begin Data for processing
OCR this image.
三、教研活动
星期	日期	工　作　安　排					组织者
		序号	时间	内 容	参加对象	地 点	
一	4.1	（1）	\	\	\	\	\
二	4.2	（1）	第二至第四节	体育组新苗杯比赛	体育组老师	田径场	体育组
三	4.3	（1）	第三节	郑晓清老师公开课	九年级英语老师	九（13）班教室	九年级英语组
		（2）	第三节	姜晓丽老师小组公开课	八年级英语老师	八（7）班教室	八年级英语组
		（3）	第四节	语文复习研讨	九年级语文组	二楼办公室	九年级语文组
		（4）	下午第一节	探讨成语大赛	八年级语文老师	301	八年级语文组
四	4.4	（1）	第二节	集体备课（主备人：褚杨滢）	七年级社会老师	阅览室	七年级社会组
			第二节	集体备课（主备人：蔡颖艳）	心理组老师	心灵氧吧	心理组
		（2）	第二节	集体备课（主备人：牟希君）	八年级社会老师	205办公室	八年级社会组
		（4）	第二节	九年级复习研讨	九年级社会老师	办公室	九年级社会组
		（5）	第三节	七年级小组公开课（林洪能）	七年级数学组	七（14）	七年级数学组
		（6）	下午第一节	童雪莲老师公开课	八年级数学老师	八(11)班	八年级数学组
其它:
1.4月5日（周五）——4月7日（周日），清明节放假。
end Data for processing
begin Data for processing
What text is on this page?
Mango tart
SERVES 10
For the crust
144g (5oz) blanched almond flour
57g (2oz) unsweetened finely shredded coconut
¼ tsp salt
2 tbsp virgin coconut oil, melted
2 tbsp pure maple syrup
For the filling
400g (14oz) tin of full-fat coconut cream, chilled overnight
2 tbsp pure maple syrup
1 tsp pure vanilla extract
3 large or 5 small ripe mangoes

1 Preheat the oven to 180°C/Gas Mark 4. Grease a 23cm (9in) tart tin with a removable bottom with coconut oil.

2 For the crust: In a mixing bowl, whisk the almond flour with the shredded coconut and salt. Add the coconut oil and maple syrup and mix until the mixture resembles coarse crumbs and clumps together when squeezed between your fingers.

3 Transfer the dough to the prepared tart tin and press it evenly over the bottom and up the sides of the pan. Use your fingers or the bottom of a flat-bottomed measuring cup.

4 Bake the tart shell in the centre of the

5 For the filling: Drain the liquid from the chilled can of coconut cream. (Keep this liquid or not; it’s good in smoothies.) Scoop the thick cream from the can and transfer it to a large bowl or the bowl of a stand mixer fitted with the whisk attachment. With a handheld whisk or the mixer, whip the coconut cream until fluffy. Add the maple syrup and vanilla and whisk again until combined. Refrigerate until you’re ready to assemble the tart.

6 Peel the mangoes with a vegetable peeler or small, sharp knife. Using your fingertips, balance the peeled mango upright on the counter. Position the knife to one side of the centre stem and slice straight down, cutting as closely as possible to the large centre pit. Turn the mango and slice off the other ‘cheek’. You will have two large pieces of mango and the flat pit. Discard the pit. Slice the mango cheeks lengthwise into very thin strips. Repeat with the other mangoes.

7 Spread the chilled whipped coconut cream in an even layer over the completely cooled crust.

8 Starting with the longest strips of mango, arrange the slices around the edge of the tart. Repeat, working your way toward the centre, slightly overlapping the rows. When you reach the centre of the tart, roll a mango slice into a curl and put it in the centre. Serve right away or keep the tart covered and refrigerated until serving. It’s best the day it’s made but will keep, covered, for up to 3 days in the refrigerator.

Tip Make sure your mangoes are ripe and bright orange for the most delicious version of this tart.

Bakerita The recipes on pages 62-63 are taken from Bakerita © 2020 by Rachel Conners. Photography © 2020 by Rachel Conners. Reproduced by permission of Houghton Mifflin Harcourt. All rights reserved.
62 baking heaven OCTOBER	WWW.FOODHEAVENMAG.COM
end Data for processing
What is being asked:
In the lines above, locate the string "crust". Copy every line where it occurs.

Final answer:
For the crust
2 For the crust: In a mixing bowl, whisk the almond flour with the shredded coconut and salt. Add the coconut oil and maple syrup and mix until the mixture resembles coarse crumbs and clumps together when squeezed between your fingers.
7 Spread the chilled whipped coconut cream in an even layer over the completely cooled crust.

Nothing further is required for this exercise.